TASK OBJECTIVE: Which lines below hold the word "name"? Report each one.

RECORD EXTRACTS:
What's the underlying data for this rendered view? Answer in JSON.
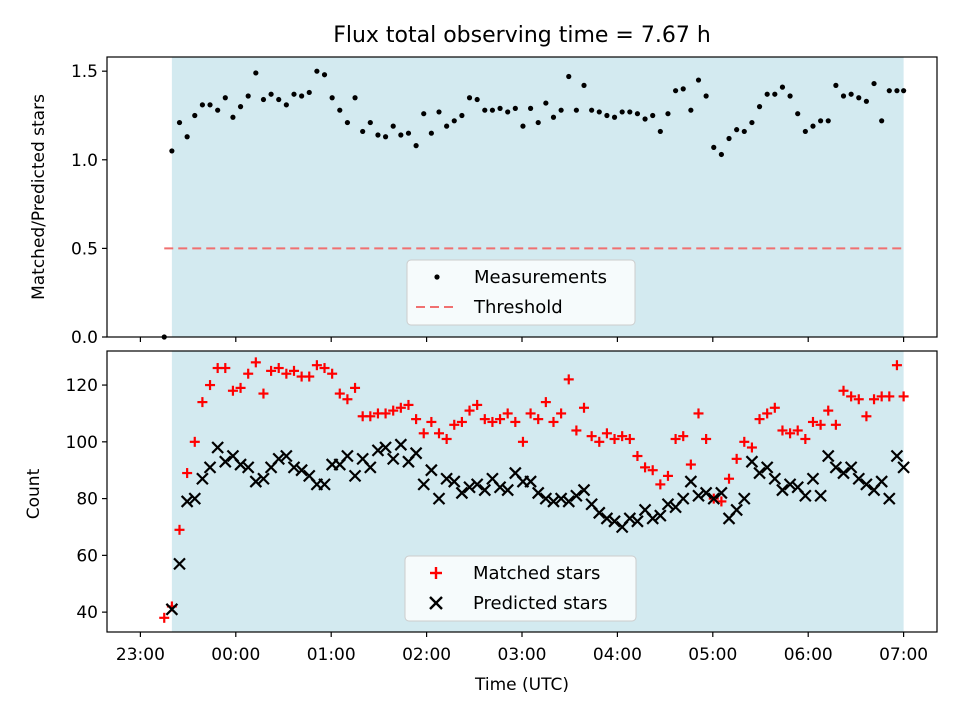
{
  "chart_data": [
    {
      "type": "scatter",
      "title": "Flux total observing time = 7.67 h",
      "ylabel": "Matched/Predicted stars",
      "xlabel": "",
      "x_unit": "hours since 23:00 UTC",
      "xlim": [
        -0.35,
        8.35
      ],
      "ylim": [
        0.0,
        1.58
      ],
      "yticks": [
        0.0,
        0.5,
        1.0,
        1.5
      ],
      "ytick_labels": [
        "0.0",
        "0.5",
        "1.0",
        "1.5"
      ],
      "shaded_region": {
        "start": 0.33,
        "end": 8.0,
        "color": "#d3eaf0"
      },
      "threshold": {
        "label": "Threshold",
        "value": 0.5,
        "x_start": 0.25,
        "x_end": 8.0,
        "color": "#f07070"
      },
      "legend": {
        "position": "lower-center",
        "entries": [
          "Measurements",
          "Threshold"
        ]
      },
      "series": [
        {
          "name": "Measurements",
          "color": "#000000",
          "marker": "dot",
          "x": [
            0.25,
            0.33,
            0.41,
            0.49,
            0.57,
            0.65,
            0.73,
            0.81,
            0.89,
            0.97,
            1.05,
            1.13,
            1.21,
            1.29,
            1.37,
            1.45,
            1.53,
            1.61,
            1.69,
            1.77,
            1.85,
            1.93,
            2.01,
            2.09,
            2.17,
            2.25,
            2.33,
            2.41,
            2.49,
            2.57,
            2.65,
            2.73,
            2.81,
            2.89,
            2.97,
            3.05,
            3.13,
            3.21,
            3.29,
            3.37,
            3.45,
            3.53,
            3.61,
            3.69,
            3.77,
            3.85,
            3.93,
            4.01,
            4.09,
            4.17,
            4.25,
            4.33,
            4.41,
            4.49,
            4.57,
            4.65,
            4.73,
            4.81,
            4.89,
            4.97,
            5.05,
            5.13,
            5.21,
            5.29,
            5.37,
            5.45,
            5.53,
            5.61,
            5.69,
            5.77,
            5.85,
            5.93,
            6.01,
            6.09,
            6.17,
            6.25,
            6.33,
            6.41,
            6.49,
            6.57,
            6.65,
            6.73,
            6.81,
            6.89,
            6.97,
            7.05,
            7.13,
            7.21,
            7.29,
            7.37,
            7.45,
            7.53,
            7.61,
            7.69,
            7.77,
            7.85,
            7.93,
            8.0
          ],
          "y": [
            0.0,
            1.05,
            1.21,
            1.13,
            1.25,
            1.31,
            1.31,
            1.28,
            1.35,
            1.24,
            1.3,
            1.36,
            1.49,
            1.34,
            1.37,
            1.34,
            1.31,
            1.37,
            1.36,
            1.38,
            1.5,
            1.48,
            1.35,
            1.28,
            1.21,
            1.35,
            1.16,
            1.21,
            1.14,
            1.13,
            1.19,
            1.14,
            1.15,
            1.08,
            1.26,
            1.15,
            1.27,
            1.19,
            1.22,
            1.25,
            1.35,
            1.34,
            1.28,
            1.28,
            1.29,
            1.27,
            1.29,
            1.19,
            1.29,
            1.21,
            1.32,
            1.24,
            1.28,
            1.47,
            1.28,
            1.42,
            1.28,
            1.27,
            1.25,
            1.24,
            1.27,
            1.27,
            1.26,
            1.23,
            1.25,
            1.16,
            1.26,
            1.39,
            1.4,
            1.28,
            1.45,
            1.36,
            1.07,
            1.03,
            1.12,
            1.17,
            1.16,
            1.21,
            1.3,
            1.37,
            1.37,
            1.41,
            1.36,
            1.26,
            1.16,
            1.19,
            1.22,
            1.22,
            1.42,
            1.36,
            1.37,
            1.35,
            1.33,
            1.43,
            1.22,
            1.39,
            1.39,
            1.39
          ]
        }
      ]
    },
    {
      "type": "scatter",
      "title": "",
      "xlabel": "Time (UTC)",
      "ylabel": "Count",
      "x_unit": "hours since 23:00 UTC",
      "xlim": [
        -0.35,
        8.35
      ],
      "ylim": [
        33,
        132
      ],
      "xticks": [
        0,
        1,
        2,
        3,
        4,
        5,
        6,
        7,
        8
      ],
      "xtick_labels": [
        "23:00",
        "00:00",
        "01:00",
        "02:00",
        "03:00",
        "04:00",
        "05:00",
        "06:00",
        "07:00"
      ],
      "yticks": [
        40,
        60,
        80,
        100,
        120
      ],
      "ytick_labels": [
        "40",
        "60",
        "80",
        "100",
        "120"
      ],
      "shaded_region": {
        "start": 0.33,
        "end": 8.0,
        "color": "#d3eaf0"
      },
      "legend": {
        "position": "lower-center",
        "entries": [
          "Matched stars",
          "Predicted stars"
        ]
      },
      "series": [
        {
          "name": "Matched stars",
          "color": "#ff0000",
          "marker": "plus",
          "x": [
            0.25,
            0.33,
            0.41,
            0.49,
            0.57,
            0.65,
            0.73,
            0.81,
            0.89,
            0.97,
            1.05,
            1.13,
            1.21,
            1.29,
            1.37,
            1.45,
            1.53,
            1.61,
            1.69,
            1.77,
            1.85,
            1.93,
            2.01,
            2.09,
            2.17,
            2.25,
            2.33,
            2.41,
            2.49,
            2.57,
            2.65,
            2.73,
            2.81,
            2.89,
            2.97,
            3.05,
            3.13,
            3.21,
            3.29,
            3.37,
            3.45,
            3.53,
            3.61,
            3.69,
            3.77,
            3.85,
            3.93,
            4.01,
            4.09,
            4.17,
            4.25,
            4.33,
            4.41,
            4.49,
            4.57,
            4.65,
            4.73,
            4.81,
            4.89,
            4.97,
            5.05,
            5.13,
            5.21,
            5.29,
            5.37,
            5.45,
            5.53,
            5.61,
            5.69,
            5.77,
            5.85,
            5.93,
            6.01,
            6.09,
            6.17,
            6.25,
            6.33,
            6.41,
            6.49,
            6.57,
            6.65,
            6.73,
            6.81,
            6.89,
            6.97,
            7.05,
            7.13,
            7.21,
            7.29,
            7.37,
            7.45,
            7.53,
            7.61,
            7.69,
            7.77,
            7.85,
            7.93,
            8.0
          ],
          "y": [
            38,
            42,
            69,
            89,
            100,
            114,
            120,
            126,
            126,
            118,
            119,
            124,
            128,
            117,
            125,
            126,
            124,
            125,
            123,
            123,
            127,
            126,
            124,
            117,
            115,
            119,
            109,
            109,
            110,
            110,
            111,
            112,
            113,
            108,
            103,
            107,
            103,
            101,
            106,
            107,
            111,
            113,
            108,
            107,
            108,
            110,
            107,
            100,
            110,
            108,
            114,
            107,
            110,
            122,
            104,
            112,
            102,
            100,
            103,
            101,
            102,
            101,
            95,
            91,
            90,
            85,
            88,
            101,
            102,
            92,
            110,
            101,
            80,
            79,
            87,
            94,
            100,
            98,
            108,
            110,
            112,
            104,
            103,
            104,
            101,
            107,
            106,
            111,
            106,
            118,
            116,
            115,
            109,
            115,
            116,
            116,
            127,
            116
          ]
        },
        {
          "name": "Predicted stars",
          "color": "#000000",
          "marker": "x",
          "x": [
            0.33,
            0.41,
            0.49,
            0.57,
            0.65,
            0.73,
            0.81,
            0.89,
            0.97,
            1.05,
            1.13,
            1.21,
            1.29,
            1.37,
            1.45,
            1.53,
            1.61,
            1.69,
            1.77,
            1.85,
            1.93,
            2.01,
            2.09,
            2.17,
            2.25,
            2.33,
            2.41,
            2.49,
            2.57,
            2.65,
            2.73,
            2.81,
            2.89,
            2.97,
            3.05,
            3.13,
            3.21,
            3.29,
            3.37,
            3.45,
            3.53,
            3.61,
            3.69,
            3.77,
            3.85,
            3.93,
            4.01,
            4.09,
            4.17,
            4.25,
            4.33,
            4.41,
            4.49,
            4.57,
            4.65,
            4.73,
            4.81,
            4.89,
            4.97,
            5.05,
            5.13,
            5.21,
            5.29,
            5.37,
            5.45,
            5.53,
            5.61,
            5.69,
            5.77,
            5.85,
            5.93,
            6.01,
            6.09,
            6.17,
            6.25,
            6.33,
            6.41,
            6.49,
            6.57,
            6.65,
            6.73,
            6.81,
            6.89,
            6.97,
            7.05,
            7.13,
            7.21,
            7.29,
            7.37,
            7.45,
            7.53,
            7.61,
            7.69,
            7.77,
            7.85,
            7.93,
            8.0
          ],
          "y": [
            41,
            57,
            79,
            80,
            87,
            91,
            98,
            93,
            95,
            92,
            91,
            86,
            87,
            91,
            94,
            95,
            91,
            90,
            88,
            85,
            85,
            92,
            92,
            95,
            88,
            94,
            91,
            97,
            98,
            94,
            99,
            93,
            96,
            85,
            90,
            80,
            87,
            86,
            82,
            84,
            85,
            83,
            87,
            84,
            83,
            89,
            86,
            86,
            82,
            80,
            79,
            80,
            79,
            81,
            83,
            78,
            75,
            73,
            72,
            70,
            73,
            72,
            76,
            73,
            74,
            78,
            77,
            80,
            86,
            81,
            82,
            80,
            82,
            73,
            76,
            80,
            93,
            89,
            91,
            87,
            83,
            85,
            84,
            81,
            87,
            81,
            95,
            91,
            89,
            91,
            87,
            85,
            83,
            86,
            80,
            95,
            91
          ]
        }
      ]
    }
  ]
}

SOLVED PROBLEM:
          "name": "Measurements",
          "name": "Matched stars",
          "name": "Predicted stars",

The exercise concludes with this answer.